| WHAT THE TASK REQUIRES |
Would you transcribe all of the data exactly, down to the last character?

--- Start PROVIDED ENTRIES ---

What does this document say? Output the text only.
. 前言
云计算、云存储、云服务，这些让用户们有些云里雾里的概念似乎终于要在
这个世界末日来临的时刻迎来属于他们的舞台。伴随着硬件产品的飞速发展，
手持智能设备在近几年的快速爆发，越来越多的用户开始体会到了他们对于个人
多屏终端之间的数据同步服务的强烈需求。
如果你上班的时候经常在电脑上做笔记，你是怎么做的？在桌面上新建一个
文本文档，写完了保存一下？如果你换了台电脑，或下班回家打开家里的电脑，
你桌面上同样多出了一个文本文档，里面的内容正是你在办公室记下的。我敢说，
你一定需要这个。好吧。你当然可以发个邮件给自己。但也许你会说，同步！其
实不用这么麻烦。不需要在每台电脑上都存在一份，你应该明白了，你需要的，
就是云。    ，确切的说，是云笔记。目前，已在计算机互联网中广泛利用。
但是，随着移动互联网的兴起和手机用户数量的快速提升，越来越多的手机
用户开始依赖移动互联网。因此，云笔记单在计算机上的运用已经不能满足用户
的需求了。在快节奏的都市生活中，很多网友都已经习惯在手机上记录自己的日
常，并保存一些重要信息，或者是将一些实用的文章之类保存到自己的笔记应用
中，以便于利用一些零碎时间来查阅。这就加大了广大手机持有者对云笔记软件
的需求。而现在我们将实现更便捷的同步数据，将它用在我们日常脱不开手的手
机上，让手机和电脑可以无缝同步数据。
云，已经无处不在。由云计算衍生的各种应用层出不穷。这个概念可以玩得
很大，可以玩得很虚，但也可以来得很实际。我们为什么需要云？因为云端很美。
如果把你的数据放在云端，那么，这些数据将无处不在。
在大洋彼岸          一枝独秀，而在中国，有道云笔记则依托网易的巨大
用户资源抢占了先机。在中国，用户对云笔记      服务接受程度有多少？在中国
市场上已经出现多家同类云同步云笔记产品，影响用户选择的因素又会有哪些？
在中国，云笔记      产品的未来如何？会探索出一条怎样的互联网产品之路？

--- End PROVIDED ENTRIES ---

| RESULT |
What does this document say? Output the text only.
. 前言
云计算、云存储、云服务，这些让用户们有些云里雾里的概念似乎终于要在
这个世界末日来临的时刻迎来属于他们的舞台。伴随着硬件产品的飞速发展，
手持智能设备在近几年的快速爆发，越来越多的用户开始体会到了他们对于个人
多屏终端之间的数据同步服务的强烈需求。
如果你上班的时候经常在电脑上做笔记，你是怎么做的？在桌面上新建一个
文本文档，写完了保存一下？如果你换了台电脑，或下班回家打开家里的电脑，
你桌面上同样多出了一个文本文档，里面的内容正是你在办公室记下的。我敢说，
你一定需要这个。好吧。你当然可以发个邮件给自己。但也许你会说，同步！其
实不用这么麻烦。不需要在每台电脑上都存在一份，你应该明白了，你需要的，
就是云。    ，确切的说，是云笔记。目前，已在计算机互联网中广泛利用。
但是，随着移动互联网的兴起和手机用户数量的快速提升，越来越多的手机
用户开始依赖移动互联网。因此，云笔记单在计算机上的运用已经不能满足用户
的需求了。在快节奏的都市生活中，很多网友都已经习惯在手机上记录自己的日
常，并保存一些重要信息，或者是将一些实用的文章之类保存到自己的笔记应用
中，以便于利用一些零碎时间来查阅。这就加大了广大手机持有者对云笔记软件
的需求。而现在我们将实现更便捷的同步数据，将它用在我们日常脱不开手的手
机上，让手机和电脑可以无缝同步数据。
云，已经无处不在。由云计算衍生的各种应用层出不穷。这个概念可以玩得
很大，可以玩得很虚，但也可以来得很实际。我们为什么需要云？因为云端很美。
如果把你的数据放在云端，那么，这些数据将无处不在。
在大洋彼岸          一枝独秀，而在中国，有道云笔记则依托网易的巨大
用户资源抢占了先机。在中国，用户对云笔记      服务接受程度有多少？在中国
市场上已经出现多家同类云同步云笔记产品，影响用户选择的因素又会有哪些？
在中国，云笔记      产品的未来如何？会探索出一条怎样的互联网产品之路？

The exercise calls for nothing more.